SET TASK
In full and without deviation, write out the entries that follow.

Extracted records
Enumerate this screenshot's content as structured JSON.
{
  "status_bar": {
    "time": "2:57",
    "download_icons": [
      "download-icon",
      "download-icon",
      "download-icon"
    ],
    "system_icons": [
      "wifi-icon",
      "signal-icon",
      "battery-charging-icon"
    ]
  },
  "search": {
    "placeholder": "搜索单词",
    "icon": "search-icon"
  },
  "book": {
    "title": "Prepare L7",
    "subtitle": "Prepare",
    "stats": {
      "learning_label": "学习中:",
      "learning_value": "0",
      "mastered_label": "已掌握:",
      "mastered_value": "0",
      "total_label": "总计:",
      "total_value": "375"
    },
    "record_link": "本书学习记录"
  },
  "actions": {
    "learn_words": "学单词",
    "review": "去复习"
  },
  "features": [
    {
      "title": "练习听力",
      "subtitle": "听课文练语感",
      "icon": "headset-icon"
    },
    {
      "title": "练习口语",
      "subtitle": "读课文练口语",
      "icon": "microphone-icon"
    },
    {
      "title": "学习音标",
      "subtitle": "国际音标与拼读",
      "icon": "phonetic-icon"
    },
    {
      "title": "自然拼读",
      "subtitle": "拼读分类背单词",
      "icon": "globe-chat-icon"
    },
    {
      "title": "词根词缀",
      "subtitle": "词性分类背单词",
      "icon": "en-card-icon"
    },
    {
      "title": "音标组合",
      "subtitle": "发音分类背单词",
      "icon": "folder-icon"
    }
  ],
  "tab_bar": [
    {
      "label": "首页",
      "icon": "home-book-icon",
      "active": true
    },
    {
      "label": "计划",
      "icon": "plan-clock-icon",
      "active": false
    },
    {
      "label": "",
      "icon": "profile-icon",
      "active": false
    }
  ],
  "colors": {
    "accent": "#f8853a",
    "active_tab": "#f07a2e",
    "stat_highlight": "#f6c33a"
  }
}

RESPONSE TO THIS EXERCISE
Enumerate this screenshot's content as structured JSON.
{
  "status_bar": {
    "time": "2:57",
    "download_icons": [
      "download-icon",
      "download-icon",
      "download-icon"
    ],
    "system_icons": [
      "wifi-icon",
      "signal-icon",
      "battery-charging-icon"
    ]
  },
  "search": {
    "placeholder": "搜索单词",
    "icon": "search-icon"
  },
  "book": {
    "title": "Prepare L7",
    "subtitle": "Prepare",
    "stats": {
      "learning_label": "学习中:",
      "learning_value": "0",
      "mastered_label": "已掌握:",
      "mastered_value": "0",
      "total_label": "总计:",
      "total_value": "375"
    },
    "record_link": "本书学习记录"
  },
  "actions": {
    "learn_words": "学单词",
    "review": "去复习"
  },
  "features": [
    {
      "title": "练习听力",
      "subtitle": "听课文练语感",
      "icon": "headset-icon"
    },
    {
      "title": "练习口语",
      "subtitle": "读课文练口语",
      "icon": "microphone-icon"
    },
    {
      "title": "学习音标",
      "subtitle": "国际音标与拼读",
      "icon": "phonetic-icon"
    },
    {
      "title": "自然拼读",
      "subtitle": "拼读分类背单词",
      "icon": "globe-chat-icon"
    },
    {
      "title": "词根词缀",
      "subtitle": "词性分类背单词",
      "icon": "en-card-icon"
    },
    {
      "title": "音标组合",
      "subtitle": "发音分类背单词",
      "icon": "folder-icon"
    }
  ],
  "tab_bar": [
    {
      "label": "首页",
      "icon": "home-book-icon",
      "active": true
    },
    {
      "label": "计划",
      "icon": "plan-clock-icon",
      "active": false
    },
    {
      "label": "",
      "icon": "profile-icon",
      "active": false
    }
  ],
  "colors": {
    "accent": "#f8853a",
    "active_tab": "#f07a2e",
    "stat_highlight": "#f6c33a"
  }
}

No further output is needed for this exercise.